Stated goal -> Copy each line in the data that includes the word "from".

* Start Input rows *

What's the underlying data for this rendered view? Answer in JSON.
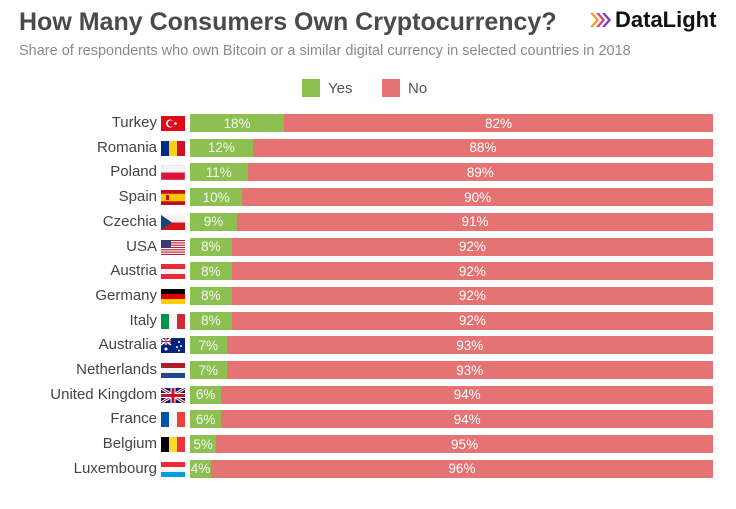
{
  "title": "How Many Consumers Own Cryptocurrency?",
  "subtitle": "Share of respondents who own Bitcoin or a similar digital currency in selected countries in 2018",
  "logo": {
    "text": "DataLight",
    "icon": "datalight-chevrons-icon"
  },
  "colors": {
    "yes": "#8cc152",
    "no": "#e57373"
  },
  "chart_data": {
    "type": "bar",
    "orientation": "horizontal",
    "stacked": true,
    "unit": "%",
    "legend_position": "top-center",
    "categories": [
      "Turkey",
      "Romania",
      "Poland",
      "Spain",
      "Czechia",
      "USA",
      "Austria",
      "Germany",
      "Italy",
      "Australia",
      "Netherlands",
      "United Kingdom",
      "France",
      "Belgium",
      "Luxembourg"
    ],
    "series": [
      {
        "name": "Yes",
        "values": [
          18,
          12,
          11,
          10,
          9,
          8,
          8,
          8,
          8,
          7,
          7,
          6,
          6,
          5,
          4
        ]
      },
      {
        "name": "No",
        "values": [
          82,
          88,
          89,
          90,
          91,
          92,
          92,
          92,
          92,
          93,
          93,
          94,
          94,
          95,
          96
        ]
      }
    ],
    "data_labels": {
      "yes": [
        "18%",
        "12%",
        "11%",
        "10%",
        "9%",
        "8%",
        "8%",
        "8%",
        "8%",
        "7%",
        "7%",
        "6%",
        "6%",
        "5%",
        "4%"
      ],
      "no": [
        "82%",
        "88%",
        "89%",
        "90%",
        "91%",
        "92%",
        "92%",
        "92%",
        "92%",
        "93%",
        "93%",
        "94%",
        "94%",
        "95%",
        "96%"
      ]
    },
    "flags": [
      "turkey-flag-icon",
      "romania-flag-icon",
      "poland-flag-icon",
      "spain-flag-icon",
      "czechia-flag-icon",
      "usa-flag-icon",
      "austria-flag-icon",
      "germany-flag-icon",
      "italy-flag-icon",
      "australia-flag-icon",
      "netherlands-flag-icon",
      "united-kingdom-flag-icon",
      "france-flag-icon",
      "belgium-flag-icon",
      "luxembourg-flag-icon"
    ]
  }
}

* End Input rows *
* Start Input rows *

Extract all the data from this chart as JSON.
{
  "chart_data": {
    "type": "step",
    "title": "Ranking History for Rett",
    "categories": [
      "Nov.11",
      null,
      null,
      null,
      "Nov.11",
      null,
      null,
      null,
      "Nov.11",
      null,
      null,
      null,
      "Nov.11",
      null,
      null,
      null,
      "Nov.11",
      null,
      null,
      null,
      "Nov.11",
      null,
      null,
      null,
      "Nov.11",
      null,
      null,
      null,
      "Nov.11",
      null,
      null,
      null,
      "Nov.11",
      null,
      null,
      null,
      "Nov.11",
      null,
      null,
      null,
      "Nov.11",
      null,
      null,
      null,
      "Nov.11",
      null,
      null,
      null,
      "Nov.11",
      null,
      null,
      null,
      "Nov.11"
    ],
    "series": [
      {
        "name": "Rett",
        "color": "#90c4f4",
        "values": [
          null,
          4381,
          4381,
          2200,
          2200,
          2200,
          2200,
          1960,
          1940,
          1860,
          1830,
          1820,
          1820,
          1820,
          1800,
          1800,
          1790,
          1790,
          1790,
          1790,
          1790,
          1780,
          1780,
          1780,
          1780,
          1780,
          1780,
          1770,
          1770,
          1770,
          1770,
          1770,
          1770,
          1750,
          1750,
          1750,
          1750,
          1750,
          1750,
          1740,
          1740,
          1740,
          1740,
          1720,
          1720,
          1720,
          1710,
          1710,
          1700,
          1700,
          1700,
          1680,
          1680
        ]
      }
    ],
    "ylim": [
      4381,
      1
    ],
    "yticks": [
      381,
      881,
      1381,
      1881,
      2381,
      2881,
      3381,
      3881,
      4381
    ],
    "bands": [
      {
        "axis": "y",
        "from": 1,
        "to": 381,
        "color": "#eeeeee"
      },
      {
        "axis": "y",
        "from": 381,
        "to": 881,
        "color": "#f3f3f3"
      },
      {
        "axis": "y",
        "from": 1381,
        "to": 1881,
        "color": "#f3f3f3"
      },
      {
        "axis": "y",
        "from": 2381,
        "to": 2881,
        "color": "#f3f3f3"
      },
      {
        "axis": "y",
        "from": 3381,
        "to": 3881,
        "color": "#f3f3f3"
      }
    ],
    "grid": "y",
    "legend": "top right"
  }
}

* End Input rows *

Right answer ->
Extract all the data from this chart as JSON.
        "from": 1,
        "from": 381,
        "from": 1381,
        "from": 2381,
        "from": 3381,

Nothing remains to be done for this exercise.